Written request >>
Find each line with the word "resolution" in it, then give the total alone.

Entries >>
-------

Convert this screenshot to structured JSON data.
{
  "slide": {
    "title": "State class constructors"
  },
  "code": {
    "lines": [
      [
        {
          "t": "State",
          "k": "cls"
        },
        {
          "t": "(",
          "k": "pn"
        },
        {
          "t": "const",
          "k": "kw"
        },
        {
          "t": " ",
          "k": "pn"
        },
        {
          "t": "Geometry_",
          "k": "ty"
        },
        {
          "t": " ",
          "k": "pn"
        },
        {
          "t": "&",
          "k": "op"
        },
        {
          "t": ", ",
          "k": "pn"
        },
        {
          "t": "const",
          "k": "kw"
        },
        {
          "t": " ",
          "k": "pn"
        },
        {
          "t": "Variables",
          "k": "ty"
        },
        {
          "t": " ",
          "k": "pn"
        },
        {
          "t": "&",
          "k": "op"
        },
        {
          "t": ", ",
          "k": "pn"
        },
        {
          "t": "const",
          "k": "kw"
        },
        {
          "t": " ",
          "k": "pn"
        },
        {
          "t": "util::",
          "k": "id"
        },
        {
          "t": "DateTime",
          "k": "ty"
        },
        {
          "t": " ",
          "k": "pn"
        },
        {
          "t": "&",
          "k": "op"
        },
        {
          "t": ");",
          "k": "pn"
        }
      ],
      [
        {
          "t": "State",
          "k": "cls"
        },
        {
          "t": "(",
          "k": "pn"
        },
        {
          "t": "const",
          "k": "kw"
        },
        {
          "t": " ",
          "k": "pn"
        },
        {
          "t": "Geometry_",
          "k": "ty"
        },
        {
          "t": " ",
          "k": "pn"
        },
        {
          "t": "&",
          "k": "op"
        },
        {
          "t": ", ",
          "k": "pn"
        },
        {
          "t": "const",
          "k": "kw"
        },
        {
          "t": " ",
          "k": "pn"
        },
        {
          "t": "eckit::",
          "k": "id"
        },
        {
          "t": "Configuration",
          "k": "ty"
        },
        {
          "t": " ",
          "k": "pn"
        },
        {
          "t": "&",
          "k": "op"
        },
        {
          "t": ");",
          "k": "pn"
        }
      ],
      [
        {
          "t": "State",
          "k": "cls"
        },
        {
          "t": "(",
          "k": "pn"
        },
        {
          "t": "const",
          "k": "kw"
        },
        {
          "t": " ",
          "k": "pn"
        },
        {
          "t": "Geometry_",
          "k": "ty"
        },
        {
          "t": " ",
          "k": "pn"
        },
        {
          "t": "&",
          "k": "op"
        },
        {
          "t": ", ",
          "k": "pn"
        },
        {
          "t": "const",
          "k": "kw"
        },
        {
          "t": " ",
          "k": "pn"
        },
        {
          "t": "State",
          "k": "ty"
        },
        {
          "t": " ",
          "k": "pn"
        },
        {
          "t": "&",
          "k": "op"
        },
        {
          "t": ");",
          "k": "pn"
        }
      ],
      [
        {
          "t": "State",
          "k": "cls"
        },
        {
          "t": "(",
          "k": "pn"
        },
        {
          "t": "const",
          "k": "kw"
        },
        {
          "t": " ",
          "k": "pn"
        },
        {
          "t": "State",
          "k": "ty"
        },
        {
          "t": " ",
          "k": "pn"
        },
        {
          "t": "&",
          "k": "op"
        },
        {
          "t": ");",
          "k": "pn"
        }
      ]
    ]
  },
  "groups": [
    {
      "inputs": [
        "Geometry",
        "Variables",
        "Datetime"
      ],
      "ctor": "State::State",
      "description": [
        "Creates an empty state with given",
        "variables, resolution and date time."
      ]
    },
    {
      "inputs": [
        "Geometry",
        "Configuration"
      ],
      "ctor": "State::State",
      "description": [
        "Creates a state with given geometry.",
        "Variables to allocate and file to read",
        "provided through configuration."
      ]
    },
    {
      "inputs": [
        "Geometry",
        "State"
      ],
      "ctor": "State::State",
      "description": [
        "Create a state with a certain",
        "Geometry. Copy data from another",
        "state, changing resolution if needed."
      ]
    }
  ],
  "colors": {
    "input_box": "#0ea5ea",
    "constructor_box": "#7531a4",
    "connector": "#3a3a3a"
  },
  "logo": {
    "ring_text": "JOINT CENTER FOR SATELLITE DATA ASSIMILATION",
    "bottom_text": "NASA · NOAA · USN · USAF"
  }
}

-------

Written answer >>
2